» **Redeausschnitt**
###

Rede von Michaela Geiger
  • Parteizugehörigkeit zum Zeitpunkt der Rede: (CSU)
  • Letzte offizielle eingetragene Parteizugehörigkeit: (CSU)
Das Wort hat der Vorsitzende der SPD-Fraktion, Rudolf Scharping.

  • insert_commentNächste Rede als Kontext
    Rede von Rudolf Scharping


    • Parteizugehörigkeit zum Zeitpunkt der Rede: (SPD)
    • Letzte offizielle eingetragene Parteizugehörigkeit: (SPD)

    Frau Präsidentin! Meine Damen und Herren! Ich bin mir nicht so ganz sicher, ob der Stil der Volkskammer am Ende das überdekken kann, was in dieser Rede steckte,

    (Beifall bei der SPD und der PDS Zurufe von der CDU/CSU)

    nämlich daß der Bundeskanzler glaubt, nur noch austeilen zu müssen, und zwar mit einem Auftritt, der in seinem Duktus das innere Zusammenwachsen dieser Republik nicht fördert, sondern gefährdet

    (Beifall bei der SPD und dem BÜNDNIS 90/ DIE GRÜNEN)

    und dessen selbstgewisser Ton - das rhythmische Klatschen hat noch gefehlt - die tiefe Unsicherheit, die Sie selbst befallen hat, nicht verbergen kann und

    (Beifall bei der SPD und dem BÜNDNIS 90/ DIE GRÜNEN)

    - was viel wichtiger ist - die tiefe Verunsicherung der Menschen in unserem eigenen Land nicht überwinden kann.

    (Dr.-Ing. Paul Krüger [CDU/CSU]: Die Sie betreiben!)

    Ich hätte erwartet, daß der Kanzler der Bundesrepublik Deutschland bei dieser Gelegenheit etwas zur inneren Einheit unseres Landes und zum inneren Zustand Deutschlands sagt,

    (Beifall bei der SPD Zurufe von der CDU/ CSU: Hat er doch!)

###

» **Aufgaben**
1. Wie lautet die Stelle im Redeausschnitt, die bei „Das Wort hat“ beginnt und bei „eingetragene Parteizugehörigkeit: (SPD)“ endet? Gib sie wortgetreu wieder.
2. Wie lässt sich der Absatz im Redeausschnitt, der mit „nämlich daß der Bundeskanzler“ beginnt, kürzer fassen, ohne seine Kernaussagen zu verlieren?

» **Bereitgestelltes Material**
###

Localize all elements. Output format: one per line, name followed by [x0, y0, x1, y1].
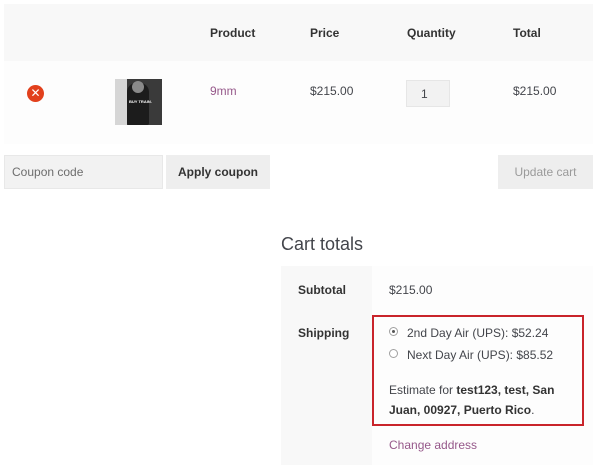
- product-thumbnail[interactable]: BUY TRAIN.: [115, 79, 162, 125]
- shipping-option-label-next-day[interactable]: Next Day Air (UPS): $85.52: [407, 348, 553, 362]
- update-cart-button[interactable]: Update cart: [498, 155, 593, 189]
- header-quantity: Quantity: [407, 26, 456, 40]
- subtotal-label: Subtotal: [298, 283, 346, 297]
- shipping-option-label-2nd-day[interactable]: 2nd Day Air (UPS): $52.24: [407, 326, 548, 340]
- header-product: Product: [210, 26, 256, 40]
- header-total: Total: [513, 26, 541, 40]
- product-name-link[interactable]: 9mm: [210, 84, 237, 98]
- shipping-estimate: Estimate for test123, test, San Juan, 00…: [389, 380, 581, 420]
- header-price: Price: [310, 26, 340, 40]
- cart-totals-title: Cart totals: [281, 234, 364, 254]
- shipping-option-radio-next-day[interactable]: [389, 349, 398, 358]
- estimate-prefix: Estimate for: [389, 383, 457, 397]
- thumbnail-text: BUY TRAIN.: [129, 99, 152, 104]
- cart-table-row: [4, 61, 593, 144]
- cart-table-header: [4, 4, 593, 61]
- estimate-suffix: .: [531, 403, 535, 417]
- coupon-code-input[interactable]: [4, 155, 163, 189]
- item-price: $215.00: [310, 84, 354, 98]
- subtotal-value: $215.00: [389, 283, 433, 297]
- item-total: $215.00: [513, 84, 557, 98]
- change-address-link[interactable]: Change address: [389, 438, 477, 452]
- shipping-label: Shipping: [298, 326, 350, 340]
- apply-coupon-button[interactable]: Apply coupon: [166, 155, 270, 189]
- shipping-option-radio-2nd-day[interactable]: [389, 327, 398, 336]
- quantity-input[interactable]: [406, 80, 450, 107]
- remove-item-icon[interactable]: ✕: [27, 85, 44, 102]
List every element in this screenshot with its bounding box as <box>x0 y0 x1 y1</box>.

###

» **Antworten je Aufgabe**
1.
Das Wort hat der Vorsitzende der SPD-Fraktion, Rudolf Scharping.

  • insert_commentNächste Rede als Kontext
    Rede von Rudolf Scharping


    • Parteizugehörigkeit zum Zeitpunkt der Rede: (SPD)
    • Letzte offizielle eingetragene Parteizugehörigkeit: (SPD)

2. Der Bundeskanzler glaube, nur noch austeilen zu müssen. Sein Auftritt fördere in seinem Duktus das innere Zusammenwachsen der Republik nicht, sondern gefährde es.